Recorded data:
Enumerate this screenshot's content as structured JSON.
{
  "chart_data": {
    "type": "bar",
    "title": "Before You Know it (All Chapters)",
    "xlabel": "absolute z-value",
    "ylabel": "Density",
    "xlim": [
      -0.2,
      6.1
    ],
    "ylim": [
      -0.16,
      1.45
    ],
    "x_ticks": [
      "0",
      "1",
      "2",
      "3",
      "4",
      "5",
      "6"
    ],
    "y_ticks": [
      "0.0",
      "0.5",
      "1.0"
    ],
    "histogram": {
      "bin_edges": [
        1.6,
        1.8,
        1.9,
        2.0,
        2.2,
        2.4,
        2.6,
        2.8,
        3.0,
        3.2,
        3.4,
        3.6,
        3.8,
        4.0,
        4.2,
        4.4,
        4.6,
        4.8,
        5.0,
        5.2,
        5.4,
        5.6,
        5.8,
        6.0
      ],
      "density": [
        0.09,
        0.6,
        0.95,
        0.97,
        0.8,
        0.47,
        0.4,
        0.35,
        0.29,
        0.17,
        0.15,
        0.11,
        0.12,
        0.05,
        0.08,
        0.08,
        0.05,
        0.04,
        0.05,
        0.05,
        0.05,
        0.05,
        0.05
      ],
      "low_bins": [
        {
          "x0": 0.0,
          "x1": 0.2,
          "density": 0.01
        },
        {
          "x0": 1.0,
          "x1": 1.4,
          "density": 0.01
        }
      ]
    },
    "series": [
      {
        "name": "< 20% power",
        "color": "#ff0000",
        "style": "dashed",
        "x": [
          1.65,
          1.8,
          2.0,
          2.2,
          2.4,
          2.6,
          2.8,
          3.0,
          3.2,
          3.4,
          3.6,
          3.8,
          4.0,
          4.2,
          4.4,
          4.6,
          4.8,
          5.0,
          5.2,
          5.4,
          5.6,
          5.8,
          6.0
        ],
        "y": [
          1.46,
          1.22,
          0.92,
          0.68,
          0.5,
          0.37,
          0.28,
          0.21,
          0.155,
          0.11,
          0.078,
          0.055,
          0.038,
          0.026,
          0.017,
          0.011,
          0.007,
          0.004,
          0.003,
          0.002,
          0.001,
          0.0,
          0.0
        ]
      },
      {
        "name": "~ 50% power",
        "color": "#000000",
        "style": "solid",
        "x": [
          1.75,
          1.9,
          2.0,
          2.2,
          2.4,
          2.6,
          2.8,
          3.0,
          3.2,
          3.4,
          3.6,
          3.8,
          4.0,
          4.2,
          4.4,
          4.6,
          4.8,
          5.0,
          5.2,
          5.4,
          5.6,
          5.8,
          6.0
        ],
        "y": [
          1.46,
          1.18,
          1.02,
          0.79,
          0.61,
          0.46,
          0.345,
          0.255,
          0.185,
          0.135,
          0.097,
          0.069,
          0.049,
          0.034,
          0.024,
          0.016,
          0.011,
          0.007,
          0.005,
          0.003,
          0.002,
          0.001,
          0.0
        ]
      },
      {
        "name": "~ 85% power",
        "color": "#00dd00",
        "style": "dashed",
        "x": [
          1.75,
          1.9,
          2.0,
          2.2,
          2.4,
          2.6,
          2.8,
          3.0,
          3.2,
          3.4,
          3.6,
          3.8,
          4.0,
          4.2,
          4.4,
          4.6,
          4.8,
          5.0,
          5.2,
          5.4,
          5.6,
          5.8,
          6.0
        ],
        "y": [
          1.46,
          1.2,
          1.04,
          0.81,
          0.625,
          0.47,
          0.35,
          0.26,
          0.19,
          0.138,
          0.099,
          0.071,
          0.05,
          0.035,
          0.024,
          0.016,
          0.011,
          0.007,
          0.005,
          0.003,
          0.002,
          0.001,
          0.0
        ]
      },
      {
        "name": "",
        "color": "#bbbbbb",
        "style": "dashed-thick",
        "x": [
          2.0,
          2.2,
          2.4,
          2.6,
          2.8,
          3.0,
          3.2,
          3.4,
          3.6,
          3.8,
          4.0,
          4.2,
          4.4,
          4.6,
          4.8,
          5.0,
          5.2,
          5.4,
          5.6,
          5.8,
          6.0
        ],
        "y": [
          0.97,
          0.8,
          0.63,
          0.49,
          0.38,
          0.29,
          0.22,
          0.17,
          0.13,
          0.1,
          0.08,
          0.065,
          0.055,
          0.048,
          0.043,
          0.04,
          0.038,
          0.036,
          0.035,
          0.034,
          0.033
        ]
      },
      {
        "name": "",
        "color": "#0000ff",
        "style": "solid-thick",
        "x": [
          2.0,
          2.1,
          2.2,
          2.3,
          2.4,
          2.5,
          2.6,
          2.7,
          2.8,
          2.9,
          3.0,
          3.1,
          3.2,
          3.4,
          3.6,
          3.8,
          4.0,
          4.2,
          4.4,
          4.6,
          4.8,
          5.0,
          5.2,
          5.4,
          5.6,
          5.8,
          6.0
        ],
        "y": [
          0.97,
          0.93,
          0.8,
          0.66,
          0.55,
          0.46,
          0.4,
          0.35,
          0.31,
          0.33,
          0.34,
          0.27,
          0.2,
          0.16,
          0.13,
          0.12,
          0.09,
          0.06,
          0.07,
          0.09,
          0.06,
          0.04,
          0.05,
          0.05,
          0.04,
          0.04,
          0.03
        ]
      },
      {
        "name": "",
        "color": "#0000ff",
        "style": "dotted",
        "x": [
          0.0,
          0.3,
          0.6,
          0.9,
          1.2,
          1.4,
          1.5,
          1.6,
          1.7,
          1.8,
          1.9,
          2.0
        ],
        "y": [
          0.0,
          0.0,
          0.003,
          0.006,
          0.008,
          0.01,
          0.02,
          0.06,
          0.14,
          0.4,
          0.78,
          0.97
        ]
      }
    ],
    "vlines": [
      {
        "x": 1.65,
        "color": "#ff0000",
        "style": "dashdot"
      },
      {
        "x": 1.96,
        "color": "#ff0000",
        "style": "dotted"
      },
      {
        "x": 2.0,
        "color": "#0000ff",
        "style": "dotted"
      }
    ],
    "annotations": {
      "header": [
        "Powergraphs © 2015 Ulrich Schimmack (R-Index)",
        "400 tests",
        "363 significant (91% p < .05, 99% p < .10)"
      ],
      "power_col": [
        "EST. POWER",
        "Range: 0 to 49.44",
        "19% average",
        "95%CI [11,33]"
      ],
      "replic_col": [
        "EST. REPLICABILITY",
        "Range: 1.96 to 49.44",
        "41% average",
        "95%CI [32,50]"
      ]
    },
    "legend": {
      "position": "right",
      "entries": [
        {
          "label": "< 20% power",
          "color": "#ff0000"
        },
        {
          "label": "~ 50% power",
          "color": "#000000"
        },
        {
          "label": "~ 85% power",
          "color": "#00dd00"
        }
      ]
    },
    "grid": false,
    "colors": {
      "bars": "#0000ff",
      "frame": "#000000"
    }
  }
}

Task directions: Make an exact copy of every entry.

Task answer:
Enumerate this screenshot's content as structured JSON.
{
  "chart_data": {
    "type": "bar",
    "title": "Before You Know it (All Chapters)",
    "xlabel": "absolute z-value",
    "ylabel": "Density",
    "xlim": [
      -0.2,
      6.1
    ],
    "ylim": [
      -0.16,
      1.45
    ],
    "x_ticks": [
      "0",
      "1",
      "2",
      "3",
      "4",
      "5",
      "6"
    ],
    "y_ticks": [
      "0.0",
      "0.5",
      "1.0"
    ],
    "histogram": {
      "bin_edges": [
        1.6,
        1.8,
        1.9,
        2.0,
        2.2,
        2.4,
        2.6,
        2.8,
        3.0,
        3.2,
        3.4,
        3.6,
        3.8,
        4.0,
        4.2,
        4.4,
        4.6,
        4.8,
        5.0,
        5.2,
        5.4,
        5.6,
        5.8,
        6.0
      ],
      "density": [
        0.09,
        0.6,
        0.95,
        0.97,
        0.8,
        0.47,
        0.4,
        0.35,
        0.29,
        0.17,
        0.15,
        0.11,
        0.12,
        0.05,
        0.08,
        0.08,
        0.05,
        0.04,
        0.05,
        0.05,
        0.05,
        0.05,
        0.05
      ],
      "low_bins": [
        {
          "x0": 0.0,
          "x1": 0.2,
          "density": 0.01
        },
        {
          "x0": 1.0,
          "x1": 1.4,
          "density": 0.01
        }
      ]
    },
    "series": [
      {
        "name": "< 20% power",
        "color": "#ff0000",
        "style": "dashed",
        "x": [
          1.65,
          1.8,
          2.0,
          2.2,
          2.4,
          2.6,
          2.8,
          3.0,
          3.2,
          3.4,
          3.6,
          3.8,
          4.0,
          4.2,
          4.4,
          4.6,
          4.8,
          5.0,
          5.2,
          5.4,
          5.6,
          5.8,
          6.0
        ],
        "y": [
          1.46,
          1.22,
          0.92,
          0.68,
          0.5,
          0.37,
          0.28,
          0.21,
          0.155,
          0.11,
          0.078,
          0.055,
          0.038,
          0.026,
          0.017,
          0.011,
          0.007,
          0.004,
          0.003,
          0.002,
          0.001,
          0.0,
          0.0
        ]
      },
      {
        "name": "~ 50% power",
        "color": "#000000",
        "style": "solid",
        "x": [
          1.75,
          1.9,
          2.0,
          2.2,
          2.4,
          2.6,
          2.8,
          3.0,
          3.2,
          3.4,
          3.6,
          3.8,
          4.0,
          4.2,
          4.4,
          4.6,
          4.8,
          5.0,
          5.2,
          5.4,
          5.6,
          5.8,
          6.0
        ],
        "y": [
          1.46,
          1.18,
          1.02,
          0.79,
          0.61,
          0.46,
          0.345,
          0.255,
          0.185,
          0.135,
          0.097,
          0.069,
          0.049,
          0.034,
          0.024,
          0.016,
          0.011,
          0.007,
          0.005,
          0.003,
          0.002,
          0.001,
          0.0
        ]
      },
      {
        "name": "~ 85% power",
        "color": "#00dd00",
        "style": "dashed",
        "x": [
          1.75,
          1.9,
          2.0,
          2.2,
          2.4,
          2.6,
          2.8,
          3.0,
          3.2,
          3.4,
          3.6,
          3.8,
          4.0,
          4.2,
          4.4,
          4.6,
          4.8,
          5.0,
          5.2,
          5.4,
          5.6,
          5.8,
          6.0
        ],
        "y": [
          1.46,
          1.2,
          1.04,
          0.81,
          0.625,
          0.47,
          0.35,
          0.26,
          0.19,
          0.138,
          0.099,
          0.071,
          0.05,
          0.035,
          0.024,
          0.016,
          0.011,
          0.007,
          0.005,
          0.003,
          0.002,
          0.001,
          0.0
        ]
      },
      {
        "name": "",
        "color": "#bbbbbb",
        "style": "dashed-thick",
        "x": [
          2.0,
          2.2,
          2.4,
          2.6,
          2.8,
          3.0,
          3.2,
          3.4,
          3.6,
          3.8,
          4.0,
          4.2,
          4.4,
          4.6,
          4.8,
          5.0,
          5.2,
          5.4,
          5.6,
          5.8,
          6.0
        ],
        "y": [
          0.97,
          0.8,
          0.63,
          0.49,
          0.38,
          0.29,
          0.22,
          0.17,
          0.13,
          0.1,
          0.08,
          0.065,
          0.055,
          0.048,
          0.043,
          0.04,
          0.038,
          0.036,
          0.035,
          0.034,
          0.033
        ]
      },
      {
        "name": "",
        "color": "#0000ff",
        "style": "solid-thick",
        "x": [
          2.0,
          2.1,
          2.2,
          2.3,
          2.4,
          2.5,
          2.6,
          2.7,
          2.8,
          2.9,
          3.0,
          3.1,
          3.2,
          3.4,
          3.6,
          3.8,
          4.0,
          4.2,
          4.4,
          4.6,
          4.8,
          5.0,
          5.2,
          5.4,
          5.6,
          5.8,
          6.0
        ],
        "y": [
          0.97,
          0.93,
          0.8,
          0.66,
          0.55,
          0.46,
          0.4,
          0.35,
          0.31,
          0.33,
          0.34,
          0.27,
          0.2,
          0.16,
          0.13,
          0.12,
          0.09,
          0.06,
          0.07,
          0.09,
          0.06,
          0.04,
          0.05,
          0.05,
          0.04,
          0.04,
          0.03
        ]
      },
      {
        "name": "",
        "color": "#0000ff",
        "style": "dotted",
        "x": [
          0.0,
          0.3,
          0.6,
          0.9,
          1.2,
          1.4,
          1.5,
          1.6,
          1.7,
          1.8,
          1.9,
          2.0
        ],
        "y": [
          0.0,
          0.0,
          0.003,
          0.006,
          0.008,
          0.01,
          0.02,
          0.06,
          0.14,
          0.4,
          0.78,
          0.97
        ]
      }
    ],
    "vlines": [
      {
        "x": 1.65,
        "color": "#ff0000",
        "style": "dashdot"
      },
      {
        "x": 1.96,
        "color": "#ff0000",
        "style": "dotted"
      },
      {
        "x": 2.0,
        "color": "#0000ff",
        "style": "dotted"
      }
    ],
    "annotations": {
      "header": [
        "Powergraphs © 2015 Ulrich Schimmack (R-Index)",
        "400 tests",
        "363 significant (91% p < .05, 99% p < .10)"
      ],
      "power_col": [
        "EST. POWER",
        "Range: 0 to 49.44",
        "19% average",
        "95%CI [11,33]"
      ],
      "replic_col": [
        "EST. REPLICABILITY",
        "Range: 1.96 to 49.44",
        "41% average",
        "95%CI [32,50]"
      ]
    },
    "legend": {
      "position": "right",
      "entries": [
        {
          "label": "< 20% power",
          "color": "#ff0000"
        },
        {
          "label": "~ 50% power",
          "color": "#000000"
        },
        {
          "label": "~ 85% power",
          "color": "#00dd00"
        }
      ]
    },
    "grid": false,
    "colors": {
      "bars": "#0000ff",
      "frame": "#000000"
    }
  }
}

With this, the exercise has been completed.